---------- RECORDS PROVIDED ----------

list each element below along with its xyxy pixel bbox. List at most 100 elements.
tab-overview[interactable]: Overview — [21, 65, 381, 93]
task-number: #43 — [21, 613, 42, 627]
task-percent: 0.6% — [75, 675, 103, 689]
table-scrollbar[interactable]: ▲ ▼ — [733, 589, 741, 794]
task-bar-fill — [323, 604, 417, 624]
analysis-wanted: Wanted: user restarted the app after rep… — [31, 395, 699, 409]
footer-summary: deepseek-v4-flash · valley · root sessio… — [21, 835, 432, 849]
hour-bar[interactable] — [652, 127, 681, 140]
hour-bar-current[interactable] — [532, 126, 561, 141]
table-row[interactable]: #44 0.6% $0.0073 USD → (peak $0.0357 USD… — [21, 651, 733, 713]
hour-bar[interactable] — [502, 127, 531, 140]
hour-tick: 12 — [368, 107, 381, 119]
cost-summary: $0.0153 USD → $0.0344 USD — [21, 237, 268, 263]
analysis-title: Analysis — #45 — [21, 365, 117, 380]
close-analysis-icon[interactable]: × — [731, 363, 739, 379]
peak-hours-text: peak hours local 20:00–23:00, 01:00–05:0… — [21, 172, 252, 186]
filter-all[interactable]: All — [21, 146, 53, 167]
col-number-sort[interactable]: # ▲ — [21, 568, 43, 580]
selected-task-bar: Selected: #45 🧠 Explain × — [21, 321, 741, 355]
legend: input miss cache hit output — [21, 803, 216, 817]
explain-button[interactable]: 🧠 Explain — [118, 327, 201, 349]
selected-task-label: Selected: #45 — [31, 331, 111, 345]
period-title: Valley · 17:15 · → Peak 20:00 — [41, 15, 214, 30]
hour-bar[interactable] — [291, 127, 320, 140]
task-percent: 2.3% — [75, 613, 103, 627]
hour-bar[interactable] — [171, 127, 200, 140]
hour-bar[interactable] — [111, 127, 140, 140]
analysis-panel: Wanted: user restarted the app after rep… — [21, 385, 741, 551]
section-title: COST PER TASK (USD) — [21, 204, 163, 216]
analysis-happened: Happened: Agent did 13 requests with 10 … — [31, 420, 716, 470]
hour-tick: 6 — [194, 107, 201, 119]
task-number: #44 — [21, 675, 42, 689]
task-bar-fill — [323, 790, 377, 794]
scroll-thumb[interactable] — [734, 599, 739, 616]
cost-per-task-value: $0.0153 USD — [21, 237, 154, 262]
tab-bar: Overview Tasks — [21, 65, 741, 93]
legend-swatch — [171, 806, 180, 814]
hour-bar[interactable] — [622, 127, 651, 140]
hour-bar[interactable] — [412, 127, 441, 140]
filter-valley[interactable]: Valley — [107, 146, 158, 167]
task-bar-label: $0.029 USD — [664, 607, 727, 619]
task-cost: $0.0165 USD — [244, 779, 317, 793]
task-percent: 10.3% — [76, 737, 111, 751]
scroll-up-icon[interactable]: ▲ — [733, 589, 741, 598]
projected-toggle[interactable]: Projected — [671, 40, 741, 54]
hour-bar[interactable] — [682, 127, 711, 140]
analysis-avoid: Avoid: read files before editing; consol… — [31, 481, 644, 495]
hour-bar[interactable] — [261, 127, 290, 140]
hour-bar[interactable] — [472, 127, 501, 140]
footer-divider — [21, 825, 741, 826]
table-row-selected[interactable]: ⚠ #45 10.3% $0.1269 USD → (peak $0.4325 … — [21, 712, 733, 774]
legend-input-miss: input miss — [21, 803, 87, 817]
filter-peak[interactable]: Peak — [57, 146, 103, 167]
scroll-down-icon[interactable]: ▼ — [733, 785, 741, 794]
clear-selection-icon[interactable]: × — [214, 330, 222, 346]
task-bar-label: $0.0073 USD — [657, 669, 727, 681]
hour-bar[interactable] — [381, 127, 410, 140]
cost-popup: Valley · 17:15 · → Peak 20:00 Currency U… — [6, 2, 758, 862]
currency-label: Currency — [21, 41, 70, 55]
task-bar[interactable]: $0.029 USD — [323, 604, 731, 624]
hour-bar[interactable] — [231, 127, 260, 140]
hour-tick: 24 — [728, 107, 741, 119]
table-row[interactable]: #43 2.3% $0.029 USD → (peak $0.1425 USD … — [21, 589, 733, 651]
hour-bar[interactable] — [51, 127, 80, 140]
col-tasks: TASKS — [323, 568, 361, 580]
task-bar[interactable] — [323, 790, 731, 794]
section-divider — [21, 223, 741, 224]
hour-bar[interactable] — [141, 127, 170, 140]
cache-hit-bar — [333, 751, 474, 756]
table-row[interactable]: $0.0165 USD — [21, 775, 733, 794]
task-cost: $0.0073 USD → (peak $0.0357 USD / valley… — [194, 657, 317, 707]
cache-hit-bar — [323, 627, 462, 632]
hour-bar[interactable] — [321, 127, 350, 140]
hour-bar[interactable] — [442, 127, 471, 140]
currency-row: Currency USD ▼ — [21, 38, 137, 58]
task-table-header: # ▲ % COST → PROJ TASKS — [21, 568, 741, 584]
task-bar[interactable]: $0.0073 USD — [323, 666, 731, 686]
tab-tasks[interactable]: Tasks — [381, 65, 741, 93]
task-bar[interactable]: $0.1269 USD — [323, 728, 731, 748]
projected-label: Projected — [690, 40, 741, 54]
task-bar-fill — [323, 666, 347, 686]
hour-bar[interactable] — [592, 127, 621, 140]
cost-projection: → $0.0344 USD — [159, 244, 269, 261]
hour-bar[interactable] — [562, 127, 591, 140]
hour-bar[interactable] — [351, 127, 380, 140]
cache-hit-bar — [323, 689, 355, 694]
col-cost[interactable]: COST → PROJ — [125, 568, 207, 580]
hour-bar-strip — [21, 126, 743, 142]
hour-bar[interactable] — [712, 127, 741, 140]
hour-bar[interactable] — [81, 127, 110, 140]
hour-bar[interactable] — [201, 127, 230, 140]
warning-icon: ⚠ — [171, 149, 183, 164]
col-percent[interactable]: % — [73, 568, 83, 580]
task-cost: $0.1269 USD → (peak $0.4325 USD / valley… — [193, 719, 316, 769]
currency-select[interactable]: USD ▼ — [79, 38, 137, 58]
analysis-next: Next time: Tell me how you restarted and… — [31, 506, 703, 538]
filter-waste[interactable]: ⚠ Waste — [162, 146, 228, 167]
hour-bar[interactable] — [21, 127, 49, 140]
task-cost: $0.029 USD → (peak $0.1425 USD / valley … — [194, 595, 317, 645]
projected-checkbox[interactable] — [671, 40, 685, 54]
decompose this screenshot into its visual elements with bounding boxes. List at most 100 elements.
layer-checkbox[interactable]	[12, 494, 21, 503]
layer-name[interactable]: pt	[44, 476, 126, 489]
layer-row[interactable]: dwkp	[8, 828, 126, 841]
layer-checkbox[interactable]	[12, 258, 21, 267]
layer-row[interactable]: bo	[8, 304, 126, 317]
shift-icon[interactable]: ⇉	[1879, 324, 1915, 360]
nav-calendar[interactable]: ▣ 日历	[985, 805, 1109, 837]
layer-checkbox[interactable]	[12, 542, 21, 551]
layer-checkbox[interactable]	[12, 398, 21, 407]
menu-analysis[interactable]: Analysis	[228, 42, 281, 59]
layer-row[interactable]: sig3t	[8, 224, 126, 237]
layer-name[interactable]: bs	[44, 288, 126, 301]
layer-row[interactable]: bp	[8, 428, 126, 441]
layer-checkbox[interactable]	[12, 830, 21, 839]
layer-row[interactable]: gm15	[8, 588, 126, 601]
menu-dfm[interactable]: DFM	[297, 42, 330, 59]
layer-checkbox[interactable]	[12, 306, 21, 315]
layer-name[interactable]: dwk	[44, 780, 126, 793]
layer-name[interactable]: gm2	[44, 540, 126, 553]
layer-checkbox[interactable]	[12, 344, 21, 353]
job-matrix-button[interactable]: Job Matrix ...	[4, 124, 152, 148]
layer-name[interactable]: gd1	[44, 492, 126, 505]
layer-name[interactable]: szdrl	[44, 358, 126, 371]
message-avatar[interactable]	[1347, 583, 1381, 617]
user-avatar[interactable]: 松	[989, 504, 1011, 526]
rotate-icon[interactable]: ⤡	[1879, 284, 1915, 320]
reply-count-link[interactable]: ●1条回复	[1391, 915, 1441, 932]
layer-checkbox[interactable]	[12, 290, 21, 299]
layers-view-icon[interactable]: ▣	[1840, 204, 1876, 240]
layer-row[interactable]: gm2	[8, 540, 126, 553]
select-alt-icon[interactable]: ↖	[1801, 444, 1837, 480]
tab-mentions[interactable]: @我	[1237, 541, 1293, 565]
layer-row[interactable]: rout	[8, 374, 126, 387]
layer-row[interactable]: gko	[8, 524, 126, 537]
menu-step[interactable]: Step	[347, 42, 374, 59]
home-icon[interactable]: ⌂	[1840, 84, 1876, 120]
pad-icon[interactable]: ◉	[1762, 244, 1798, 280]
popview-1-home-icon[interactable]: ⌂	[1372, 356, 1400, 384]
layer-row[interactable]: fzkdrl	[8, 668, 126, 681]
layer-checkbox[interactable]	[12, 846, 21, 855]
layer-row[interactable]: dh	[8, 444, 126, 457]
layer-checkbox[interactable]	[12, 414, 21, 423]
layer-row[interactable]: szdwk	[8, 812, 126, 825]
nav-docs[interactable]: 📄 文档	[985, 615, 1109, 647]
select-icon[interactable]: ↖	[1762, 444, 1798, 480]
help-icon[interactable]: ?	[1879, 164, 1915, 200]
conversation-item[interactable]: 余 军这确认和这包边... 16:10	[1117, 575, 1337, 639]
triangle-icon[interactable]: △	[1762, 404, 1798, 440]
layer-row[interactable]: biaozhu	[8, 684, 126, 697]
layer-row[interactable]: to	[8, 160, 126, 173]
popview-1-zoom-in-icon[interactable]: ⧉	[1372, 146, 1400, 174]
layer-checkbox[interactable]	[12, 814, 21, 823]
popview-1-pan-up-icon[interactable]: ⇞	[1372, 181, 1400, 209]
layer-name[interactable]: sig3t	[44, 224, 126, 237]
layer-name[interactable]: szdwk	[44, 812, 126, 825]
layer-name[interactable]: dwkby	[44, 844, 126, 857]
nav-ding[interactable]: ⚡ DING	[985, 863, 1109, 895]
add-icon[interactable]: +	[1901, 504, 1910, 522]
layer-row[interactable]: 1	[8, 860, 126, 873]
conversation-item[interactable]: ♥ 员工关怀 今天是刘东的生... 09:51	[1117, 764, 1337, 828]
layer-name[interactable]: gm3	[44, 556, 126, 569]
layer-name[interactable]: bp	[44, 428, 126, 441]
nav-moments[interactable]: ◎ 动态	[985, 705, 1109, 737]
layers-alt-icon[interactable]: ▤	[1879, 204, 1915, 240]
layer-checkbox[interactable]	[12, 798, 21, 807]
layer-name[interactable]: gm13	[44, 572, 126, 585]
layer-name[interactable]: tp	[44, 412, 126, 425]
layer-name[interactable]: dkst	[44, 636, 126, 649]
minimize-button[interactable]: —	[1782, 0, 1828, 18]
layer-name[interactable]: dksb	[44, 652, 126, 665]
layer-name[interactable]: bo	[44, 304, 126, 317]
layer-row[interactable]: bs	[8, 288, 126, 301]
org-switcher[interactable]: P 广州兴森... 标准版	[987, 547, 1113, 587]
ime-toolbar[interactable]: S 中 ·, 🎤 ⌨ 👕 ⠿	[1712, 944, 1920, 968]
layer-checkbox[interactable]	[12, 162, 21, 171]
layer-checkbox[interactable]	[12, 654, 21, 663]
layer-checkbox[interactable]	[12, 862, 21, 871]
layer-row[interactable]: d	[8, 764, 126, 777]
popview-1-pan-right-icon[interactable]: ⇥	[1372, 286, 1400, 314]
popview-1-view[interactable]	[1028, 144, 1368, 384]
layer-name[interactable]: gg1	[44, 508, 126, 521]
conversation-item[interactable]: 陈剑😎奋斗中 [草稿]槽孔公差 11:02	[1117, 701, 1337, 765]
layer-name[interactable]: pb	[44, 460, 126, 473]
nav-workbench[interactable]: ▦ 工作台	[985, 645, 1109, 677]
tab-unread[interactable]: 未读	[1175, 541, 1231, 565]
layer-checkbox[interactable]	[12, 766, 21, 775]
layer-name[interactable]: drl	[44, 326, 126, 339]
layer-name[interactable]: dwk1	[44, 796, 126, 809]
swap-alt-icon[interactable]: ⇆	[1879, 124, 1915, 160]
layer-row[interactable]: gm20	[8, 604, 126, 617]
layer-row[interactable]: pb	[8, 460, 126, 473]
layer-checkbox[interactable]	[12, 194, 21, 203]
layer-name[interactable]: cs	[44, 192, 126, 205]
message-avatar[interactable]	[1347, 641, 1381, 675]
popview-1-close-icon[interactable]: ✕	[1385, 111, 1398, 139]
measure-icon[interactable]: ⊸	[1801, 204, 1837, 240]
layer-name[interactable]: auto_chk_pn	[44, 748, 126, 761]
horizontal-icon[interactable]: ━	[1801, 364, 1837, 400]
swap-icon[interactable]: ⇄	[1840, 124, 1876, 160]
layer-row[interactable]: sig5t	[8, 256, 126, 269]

----------

WORK INSTRUCTIONS: Locate every line in the records above that contains the string "fill" and copy each one out, treating uppercase and lowercase letters as distinct.

WORKED ANSWER:
task-bar-fill — [323, 604, 417, 624]
task-bar-fill — [323, 790, 377, 794]
task-bar-fill — [323, 666, 347, 686]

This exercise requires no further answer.